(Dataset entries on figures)
= = = = = = =

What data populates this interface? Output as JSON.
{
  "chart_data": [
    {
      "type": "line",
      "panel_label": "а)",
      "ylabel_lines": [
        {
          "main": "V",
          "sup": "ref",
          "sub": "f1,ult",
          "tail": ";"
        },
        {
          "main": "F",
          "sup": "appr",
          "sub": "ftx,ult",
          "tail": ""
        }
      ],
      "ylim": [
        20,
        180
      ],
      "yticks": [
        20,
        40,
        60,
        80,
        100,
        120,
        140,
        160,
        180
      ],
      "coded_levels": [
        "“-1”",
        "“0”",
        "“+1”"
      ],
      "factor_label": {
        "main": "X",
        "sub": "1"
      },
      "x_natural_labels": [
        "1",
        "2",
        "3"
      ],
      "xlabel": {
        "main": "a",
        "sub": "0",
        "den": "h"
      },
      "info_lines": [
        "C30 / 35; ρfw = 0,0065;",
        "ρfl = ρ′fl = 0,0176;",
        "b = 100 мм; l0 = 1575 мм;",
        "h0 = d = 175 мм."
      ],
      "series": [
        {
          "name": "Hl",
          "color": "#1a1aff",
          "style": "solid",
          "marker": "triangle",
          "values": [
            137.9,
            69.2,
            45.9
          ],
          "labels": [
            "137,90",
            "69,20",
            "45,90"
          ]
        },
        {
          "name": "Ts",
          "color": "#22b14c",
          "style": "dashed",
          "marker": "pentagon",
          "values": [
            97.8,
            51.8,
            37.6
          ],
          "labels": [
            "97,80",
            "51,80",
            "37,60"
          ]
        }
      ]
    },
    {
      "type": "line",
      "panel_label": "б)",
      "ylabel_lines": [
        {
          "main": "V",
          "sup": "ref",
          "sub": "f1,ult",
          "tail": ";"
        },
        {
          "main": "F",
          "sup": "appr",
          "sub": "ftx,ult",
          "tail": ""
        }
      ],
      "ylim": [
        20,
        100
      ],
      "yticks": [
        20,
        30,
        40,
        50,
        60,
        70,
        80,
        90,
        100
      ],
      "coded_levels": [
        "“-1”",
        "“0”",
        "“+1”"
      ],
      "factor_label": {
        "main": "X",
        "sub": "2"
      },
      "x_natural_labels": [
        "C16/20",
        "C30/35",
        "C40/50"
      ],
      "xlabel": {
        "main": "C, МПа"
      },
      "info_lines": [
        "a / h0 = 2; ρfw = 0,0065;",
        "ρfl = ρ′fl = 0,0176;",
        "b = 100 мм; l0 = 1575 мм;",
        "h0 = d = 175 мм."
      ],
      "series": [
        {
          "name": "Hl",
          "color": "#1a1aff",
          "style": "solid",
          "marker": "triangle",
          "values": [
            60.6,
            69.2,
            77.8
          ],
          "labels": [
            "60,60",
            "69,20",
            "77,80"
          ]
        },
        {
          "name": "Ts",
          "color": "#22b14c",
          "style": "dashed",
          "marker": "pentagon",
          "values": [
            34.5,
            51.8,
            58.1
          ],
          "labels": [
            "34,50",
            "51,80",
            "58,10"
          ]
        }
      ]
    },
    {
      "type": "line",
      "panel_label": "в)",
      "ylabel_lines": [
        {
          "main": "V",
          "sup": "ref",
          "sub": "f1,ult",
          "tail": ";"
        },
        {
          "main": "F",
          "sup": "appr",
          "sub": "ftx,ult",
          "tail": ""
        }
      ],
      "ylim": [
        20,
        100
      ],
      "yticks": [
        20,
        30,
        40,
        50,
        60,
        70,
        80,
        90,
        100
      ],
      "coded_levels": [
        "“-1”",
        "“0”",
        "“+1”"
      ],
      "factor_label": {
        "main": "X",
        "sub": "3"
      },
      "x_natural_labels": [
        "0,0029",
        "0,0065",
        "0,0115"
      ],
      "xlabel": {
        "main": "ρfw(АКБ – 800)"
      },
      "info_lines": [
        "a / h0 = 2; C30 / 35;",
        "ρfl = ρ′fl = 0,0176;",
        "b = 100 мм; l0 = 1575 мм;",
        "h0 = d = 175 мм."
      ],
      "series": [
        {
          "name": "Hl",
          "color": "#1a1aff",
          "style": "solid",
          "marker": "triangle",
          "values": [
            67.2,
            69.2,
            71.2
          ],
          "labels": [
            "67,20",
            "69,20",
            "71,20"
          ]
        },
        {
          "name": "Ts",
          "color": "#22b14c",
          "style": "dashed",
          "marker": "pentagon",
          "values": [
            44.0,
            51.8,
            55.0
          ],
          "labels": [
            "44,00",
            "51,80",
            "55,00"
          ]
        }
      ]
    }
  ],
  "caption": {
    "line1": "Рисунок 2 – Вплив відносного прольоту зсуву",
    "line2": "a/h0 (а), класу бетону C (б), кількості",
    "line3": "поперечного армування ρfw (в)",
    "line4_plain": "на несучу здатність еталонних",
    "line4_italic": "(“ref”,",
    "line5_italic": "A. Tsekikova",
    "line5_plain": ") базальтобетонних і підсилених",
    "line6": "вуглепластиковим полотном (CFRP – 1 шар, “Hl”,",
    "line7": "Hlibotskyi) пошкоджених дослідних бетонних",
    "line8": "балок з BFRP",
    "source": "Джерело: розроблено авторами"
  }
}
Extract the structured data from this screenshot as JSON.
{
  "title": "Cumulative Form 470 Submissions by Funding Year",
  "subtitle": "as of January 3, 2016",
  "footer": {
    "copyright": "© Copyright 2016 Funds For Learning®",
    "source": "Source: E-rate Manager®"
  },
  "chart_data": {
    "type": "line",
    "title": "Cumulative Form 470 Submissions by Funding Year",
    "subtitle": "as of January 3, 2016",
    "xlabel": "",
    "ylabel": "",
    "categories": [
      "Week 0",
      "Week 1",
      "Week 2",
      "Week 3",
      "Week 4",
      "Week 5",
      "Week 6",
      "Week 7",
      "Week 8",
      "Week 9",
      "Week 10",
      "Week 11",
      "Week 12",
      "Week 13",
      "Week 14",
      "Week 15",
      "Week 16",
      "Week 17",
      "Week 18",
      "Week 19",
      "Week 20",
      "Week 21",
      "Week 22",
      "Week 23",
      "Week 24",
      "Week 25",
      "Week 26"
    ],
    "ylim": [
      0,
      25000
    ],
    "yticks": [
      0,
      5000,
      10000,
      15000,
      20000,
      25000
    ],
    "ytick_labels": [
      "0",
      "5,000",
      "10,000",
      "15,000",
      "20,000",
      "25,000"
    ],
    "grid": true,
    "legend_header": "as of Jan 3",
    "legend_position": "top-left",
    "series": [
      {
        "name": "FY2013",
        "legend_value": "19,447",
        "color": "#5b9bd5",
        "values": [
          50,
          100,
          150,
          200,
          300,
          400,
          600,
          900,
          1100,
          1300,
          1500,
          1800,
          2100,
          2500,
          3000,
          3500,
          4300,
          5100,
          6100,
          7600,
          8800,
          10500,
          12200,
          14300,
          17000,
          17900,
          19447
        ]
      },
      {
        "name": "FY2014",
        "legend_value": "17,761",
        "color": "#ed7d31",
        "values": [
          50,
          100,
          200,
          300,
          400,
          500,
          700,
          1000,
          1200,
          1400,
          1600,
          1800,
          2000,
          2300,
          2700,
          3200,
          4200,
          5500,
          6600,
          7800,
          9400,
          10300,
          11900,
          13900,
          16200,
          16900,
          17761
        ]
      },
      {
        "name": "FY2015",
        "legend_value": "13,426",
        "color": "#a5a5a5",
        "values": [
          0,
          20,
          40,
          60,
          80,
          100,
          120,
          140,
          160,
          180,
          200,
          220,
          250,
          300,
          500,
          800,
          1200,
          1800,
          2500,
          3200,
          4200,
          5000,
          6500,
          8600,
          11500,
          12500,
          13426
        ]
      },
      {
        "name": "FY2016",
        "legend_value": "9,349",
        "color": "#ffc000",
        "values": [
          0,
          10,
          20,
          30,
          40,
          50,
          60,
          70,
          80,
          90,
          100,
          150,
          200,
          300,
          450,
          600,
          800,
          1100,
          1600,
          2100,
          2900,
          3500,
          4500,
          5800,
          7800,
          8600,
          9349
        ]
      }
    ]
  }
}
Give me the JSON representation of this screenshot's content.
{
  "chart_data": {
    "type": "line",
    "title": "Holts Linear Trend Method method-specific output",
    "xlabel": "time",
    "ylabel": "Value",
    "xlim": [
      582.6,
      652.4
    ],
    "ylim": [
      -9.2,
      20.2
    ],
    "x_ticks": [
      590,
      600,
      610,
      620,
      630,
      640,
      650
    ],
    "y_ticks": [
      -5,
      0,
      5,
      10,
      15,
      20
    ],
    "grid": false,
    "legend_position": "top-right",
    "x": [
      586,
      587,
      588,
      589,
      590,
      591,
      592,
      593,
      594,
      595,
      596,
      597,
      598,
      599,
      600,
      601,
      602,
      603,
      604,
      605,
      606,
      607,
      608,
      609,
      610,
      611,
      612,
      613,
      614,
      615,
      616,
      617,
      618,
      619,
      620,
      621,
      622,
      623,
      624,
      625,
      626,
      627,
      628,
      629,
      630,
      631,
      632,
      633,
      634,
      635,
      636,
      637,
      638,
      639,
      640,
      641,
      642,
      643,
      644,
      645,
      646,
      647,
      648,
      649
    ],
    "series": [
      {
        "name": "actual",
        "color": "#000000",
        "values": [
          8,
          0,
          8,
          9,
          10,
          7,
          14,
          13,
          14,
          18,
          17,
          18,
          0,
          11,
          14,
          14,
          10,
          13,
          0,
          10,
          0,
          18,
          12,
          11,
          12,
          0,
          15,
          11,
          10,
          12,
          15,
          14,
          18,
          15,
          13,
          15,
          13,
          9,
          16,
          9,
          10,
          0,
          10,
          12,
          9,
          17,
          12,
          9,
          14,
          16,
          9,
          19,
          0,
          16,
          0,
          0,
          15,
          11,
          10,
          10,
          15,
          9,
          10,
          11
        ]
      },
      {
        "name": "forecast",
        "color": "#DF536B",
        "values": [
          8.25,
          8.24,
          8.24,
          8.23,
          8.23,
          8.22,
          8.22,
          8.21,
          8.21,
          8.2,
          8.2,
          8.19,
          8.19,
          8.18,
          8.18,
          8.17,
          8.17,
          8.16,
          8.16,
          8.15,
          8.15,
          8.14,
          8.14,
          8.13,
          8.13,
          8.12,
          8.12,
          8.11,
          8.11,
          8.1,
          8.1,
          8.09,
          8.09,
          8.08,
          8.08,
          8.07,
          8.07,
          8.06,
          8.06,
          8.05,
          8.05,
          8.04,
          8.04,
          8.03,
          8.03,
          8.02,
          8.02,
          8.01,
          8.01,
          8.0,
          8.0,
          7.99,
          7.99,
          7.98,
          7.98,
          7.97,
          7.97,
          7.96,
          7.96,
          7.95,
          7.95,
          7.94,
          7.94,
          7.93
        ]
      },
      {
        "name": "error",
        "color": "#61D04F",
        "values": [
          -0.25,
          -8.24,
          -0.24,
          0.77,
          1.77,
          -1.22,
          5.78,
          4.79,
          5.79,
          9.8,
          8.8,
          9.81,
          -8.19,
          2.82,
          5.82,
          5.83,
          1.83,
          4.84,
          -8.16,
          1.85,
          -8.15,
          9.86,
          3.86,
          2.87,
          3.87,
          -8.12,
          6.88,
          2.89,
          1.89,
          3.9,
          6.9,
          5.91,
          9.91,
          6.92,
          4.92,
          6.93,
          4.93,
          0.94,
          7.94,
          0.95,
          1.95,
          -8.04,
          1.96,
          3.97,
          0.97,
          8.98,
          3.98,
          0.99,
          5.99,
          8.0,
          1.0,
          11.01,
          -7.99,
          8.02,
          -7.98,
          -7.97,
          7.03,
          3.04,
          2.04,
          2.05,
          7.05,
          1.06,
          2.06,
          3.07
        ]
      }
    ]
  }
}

= = = = = = =

◆ **Required work**: Return every line above that contains the word "Submissions".

◆ **Result of this task**:
  "title": "Cumulative Form 470 Submissions by Funding Year",
    "title": "Cumulative Form 470 Submissions by Funding Year",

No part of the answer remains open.